··· Provided records
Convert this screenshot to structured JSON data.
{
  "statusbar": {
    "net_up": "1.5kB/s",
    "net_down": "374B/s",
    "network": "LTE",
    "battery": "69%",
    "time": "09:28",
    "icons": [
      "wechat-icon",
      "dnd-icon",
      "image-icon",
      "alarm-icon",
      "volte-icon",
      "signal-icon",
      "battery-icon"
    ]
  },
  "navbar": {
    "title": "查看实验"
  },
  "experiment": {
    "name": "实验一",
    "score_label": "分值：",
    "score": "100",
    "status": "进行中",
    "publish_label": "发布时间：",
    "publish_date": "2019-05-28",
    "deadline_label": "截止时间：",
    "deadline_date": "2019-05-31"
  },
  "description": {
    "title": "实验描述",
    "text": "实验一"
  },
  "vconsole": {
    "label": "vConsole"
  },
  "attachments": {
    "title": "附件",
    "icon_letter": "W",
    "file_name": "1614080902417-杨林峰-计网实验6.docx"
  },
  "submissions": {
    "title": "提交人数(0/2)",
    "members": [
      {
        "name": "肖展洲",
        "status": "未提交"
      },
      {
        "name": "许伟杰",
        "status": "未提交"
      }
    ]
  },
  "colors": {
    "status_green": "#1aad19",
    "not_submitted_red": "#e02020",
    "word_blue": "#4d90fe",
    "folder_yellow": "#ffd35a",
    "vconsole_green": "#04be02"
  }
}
······
■ Work to be completed ■
Write out the entire listing exactly.

■ Correct answer ■
Convert this screenshot to structured JSON data.
{
  "statusbar": {
    "net_up": "1.5kB/s",
    "net_down": "374B/s",
    "network": "LTE",
    "battery": "69%",
    "time": "09:28",
    "icons": [
      "wechat-icon",
      "dnd-icon",
      "image-icon",
      "alarm-icon",
      "volte-icon",
      "signal-icon",
      "battery-icon"
    ]
  },
  "navbar": {
    "title": "查看实验"
  },
  "experiment": {
    "name": "实验一",
    "score_label": "分值：",
    "score": "100",
    "status": "进行中",
    "publish_label": "发布时间：",
    "publish_date": "2019-05-28",
    "deadline_label": "截止时间：",
    "deadline_date": "2019-05-31"
  },
  "description": {
    "title": "实验描述",
    "text": "实验一"
  },
  "vconsole": {
    "label": "vConsole"
  },
  "attachments": {
    "title": "附件",
    "icon_letter": "W",
    "file_name": "1614080902417-杨林峰-计网实验6.docx"
  },
  "submissions": {
    "title": "提交人数(0/2)",
    "members": [
      {
        "name": "肖展洲",
        "status": "未提交"
      },
      {
        "name": "许伟杰",
        "status": "未提交"
      }
    ]
  },
  "colors": {
    "status_green": "#1aad19",
    "not_submitted_red": "#e02020",
    "word_blue": "#4d90fe",
    "folder_yellow": "#ffd35a",
    "vconsole_green": "#04be02"
  }
}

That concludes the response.